### REQUIRED TASK
Work through the data and report how many lines include the string "Организовать", giving the number alone.
* BEGIN DATASET *
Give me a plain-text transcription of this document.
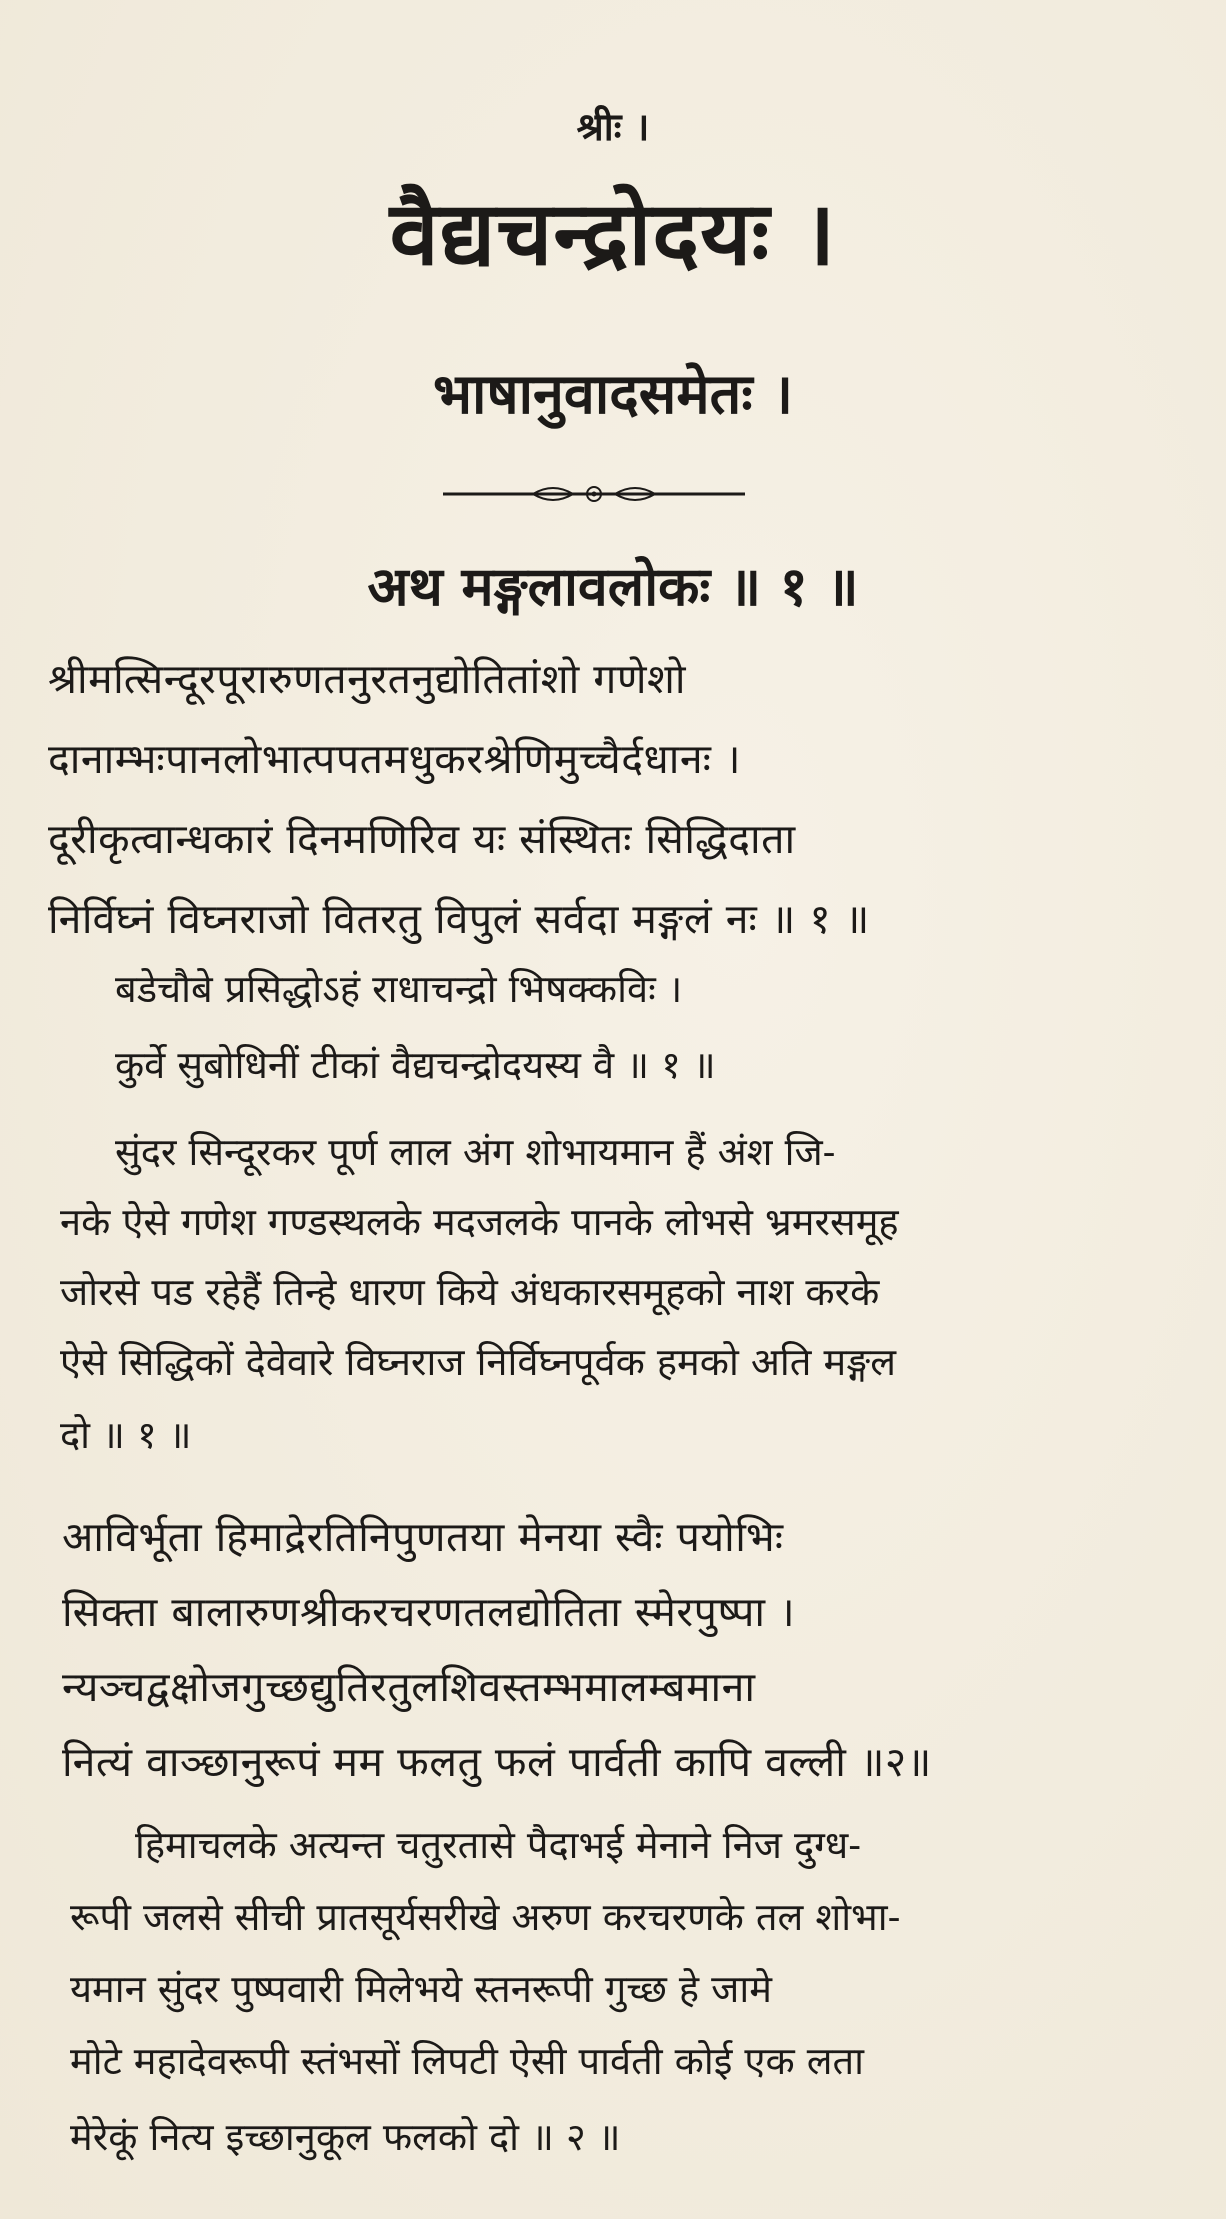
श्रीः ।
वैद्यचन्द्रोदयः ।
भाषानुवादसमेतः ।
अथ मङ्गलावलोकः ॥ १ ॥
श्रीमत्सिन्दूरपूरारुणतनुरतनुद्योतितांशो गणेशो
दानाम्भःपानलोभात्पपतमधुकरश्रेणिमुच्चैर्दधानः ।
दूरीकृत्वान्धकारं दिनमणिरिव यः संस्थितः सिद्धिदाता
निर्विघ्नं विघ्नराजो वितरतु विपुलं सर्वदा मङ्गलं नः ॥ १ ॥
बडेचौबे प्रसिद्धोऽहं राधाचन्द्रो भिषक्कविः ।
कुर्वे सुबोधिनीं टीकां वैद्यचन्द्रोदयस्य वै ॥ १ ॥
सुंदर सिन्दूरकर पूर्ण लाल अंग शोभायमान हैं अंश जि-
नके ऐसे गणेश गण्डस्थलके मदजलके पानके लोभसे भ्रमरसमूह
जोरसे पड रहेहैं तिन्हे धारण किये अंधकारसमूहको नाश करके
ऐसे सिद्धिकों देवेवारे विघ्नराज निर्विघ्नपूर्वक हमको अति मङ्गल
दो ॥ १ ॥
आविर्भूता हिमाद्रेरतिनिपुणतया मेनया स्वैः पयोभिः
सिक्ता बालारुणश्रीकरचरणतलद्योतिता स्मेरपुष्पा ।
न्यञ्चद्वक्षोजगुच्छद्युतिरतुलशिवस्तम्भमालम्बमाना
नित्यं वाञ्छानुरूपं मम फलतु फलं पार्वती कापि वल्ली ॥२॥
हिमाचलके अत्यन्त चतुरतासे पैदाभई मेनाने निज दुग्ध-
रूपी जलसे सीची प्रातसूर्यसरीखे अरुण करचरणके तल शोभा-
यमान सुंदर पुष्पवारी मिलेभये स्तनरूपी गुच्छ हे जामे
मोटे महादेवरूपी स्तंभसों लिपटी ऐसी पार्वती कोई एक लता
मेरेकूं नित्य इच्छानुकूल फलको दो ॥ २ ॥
* END DATASET *
* BEGIN DATASET *
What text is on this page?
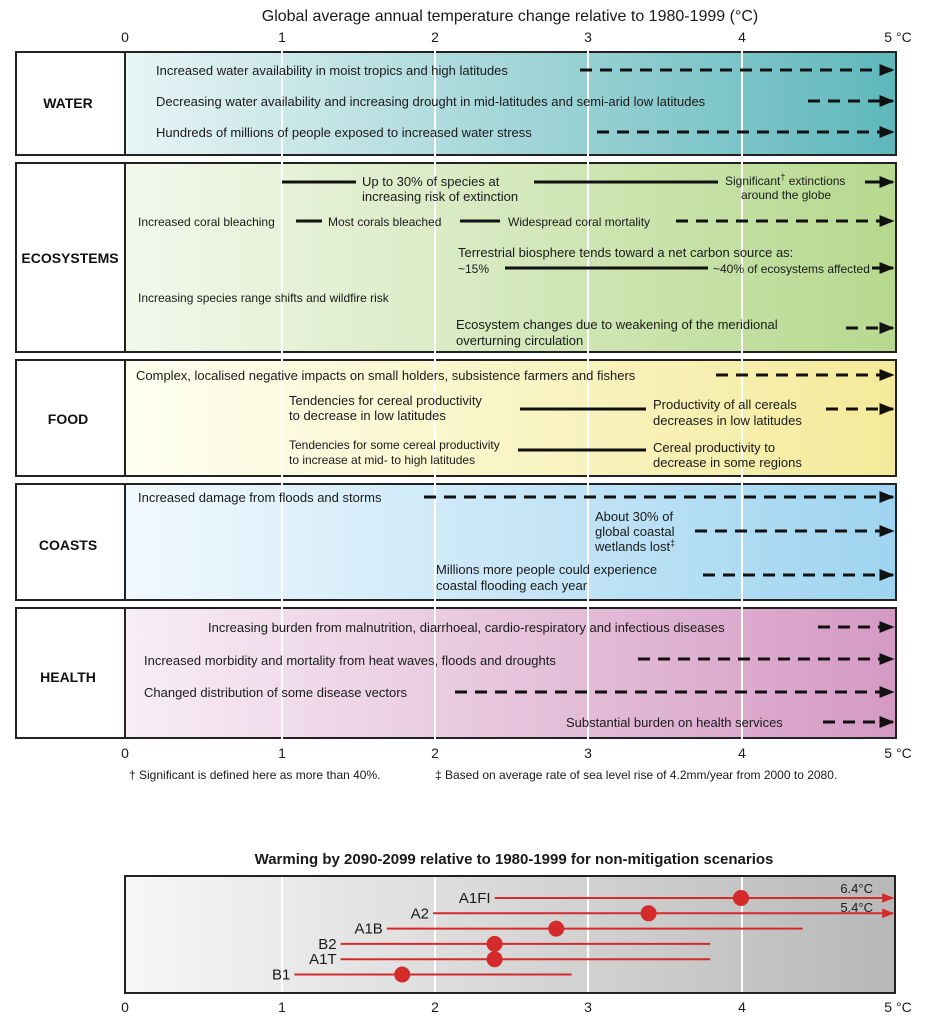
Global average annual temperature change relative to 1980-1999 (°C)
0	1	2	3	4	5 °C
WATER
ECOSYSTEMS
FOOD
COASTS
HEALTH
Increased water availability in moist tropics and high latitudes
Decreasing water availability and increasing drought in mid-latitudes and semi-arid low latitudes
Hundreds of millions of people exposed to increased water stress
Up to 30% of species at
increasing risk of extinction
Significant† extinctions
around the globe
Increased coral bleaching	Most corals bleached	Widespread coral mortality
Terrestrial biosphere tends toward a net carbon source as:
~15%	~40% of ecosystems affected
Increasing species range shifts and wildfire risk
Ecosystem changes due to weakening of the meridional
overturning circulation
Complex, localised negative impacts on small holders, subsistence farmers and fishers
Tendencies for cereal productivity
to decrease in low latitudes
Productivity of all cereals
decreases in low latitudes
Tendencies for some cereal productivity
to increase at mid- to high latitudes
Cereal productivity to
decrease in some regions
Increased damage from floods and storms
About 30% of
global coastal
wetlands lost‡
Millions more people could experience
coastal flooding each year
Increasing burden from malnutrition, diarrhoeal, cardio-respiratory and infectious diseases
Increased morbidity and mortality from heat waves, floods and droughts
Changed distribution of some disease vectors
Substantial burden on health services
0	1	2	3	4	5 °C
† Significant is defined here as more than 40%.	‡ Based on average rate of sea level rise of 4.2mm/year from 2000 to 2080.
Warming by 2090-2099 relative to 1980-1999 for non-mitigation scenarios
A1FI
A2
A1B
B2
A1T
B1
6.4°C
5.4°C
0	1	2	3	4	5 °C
* END DATASET *
* BEGIN DATASET *
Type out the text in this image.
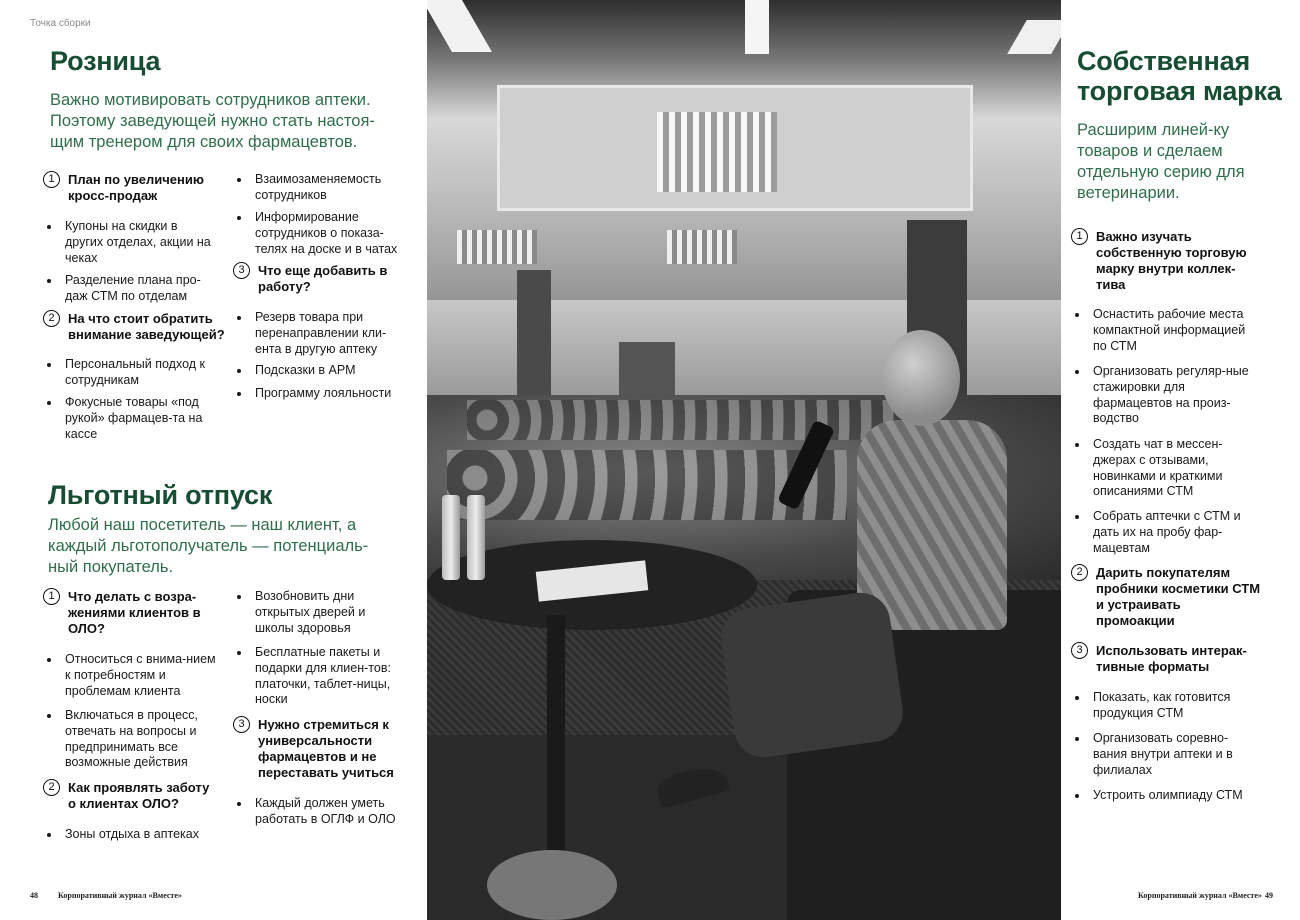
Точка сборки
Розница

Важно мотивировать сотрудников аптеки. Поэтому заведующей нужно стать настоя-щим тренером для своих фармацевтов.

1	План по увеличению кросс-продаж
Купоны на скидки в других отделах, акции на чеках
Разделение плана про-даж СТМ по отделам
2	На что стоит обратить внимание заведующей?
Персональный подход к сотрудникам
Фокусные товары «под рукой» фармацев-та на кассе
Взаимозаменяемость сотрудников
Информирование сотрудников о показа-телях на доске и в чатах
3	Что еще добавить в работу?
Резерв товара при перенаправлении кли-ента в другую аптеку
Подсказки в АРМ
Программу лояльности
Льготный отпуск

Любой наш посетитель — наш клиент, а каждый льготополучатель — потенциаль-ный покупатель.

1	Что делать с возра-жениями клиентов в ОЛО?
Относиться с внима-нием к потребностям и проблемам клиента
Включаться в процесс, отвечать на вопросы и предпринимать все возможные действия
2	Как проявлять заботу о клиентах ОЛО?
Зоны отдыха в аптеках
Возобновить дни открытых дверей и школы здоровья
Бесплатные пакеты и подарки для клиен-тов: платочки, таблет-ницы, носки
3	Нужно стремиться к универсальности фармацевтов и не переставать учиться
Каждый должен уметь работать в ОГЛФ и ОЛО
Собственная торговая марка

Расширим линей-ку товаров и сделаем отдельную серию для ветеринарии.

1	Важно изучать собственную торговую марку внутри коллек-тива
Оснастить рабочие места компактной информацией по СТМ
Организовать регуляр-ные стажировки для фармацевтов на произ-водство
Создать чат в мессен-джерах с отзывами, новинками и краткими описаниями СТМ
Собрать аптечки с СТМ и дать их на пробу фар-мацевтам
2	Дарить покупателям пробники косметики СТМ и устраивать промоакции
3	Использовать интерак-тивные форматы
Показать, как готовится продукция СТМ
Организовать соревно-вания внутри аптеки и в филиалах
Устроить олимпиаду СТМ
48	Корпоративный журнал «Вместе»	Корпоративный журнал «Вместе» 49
* END DATASET *
### THE RESPONSE
2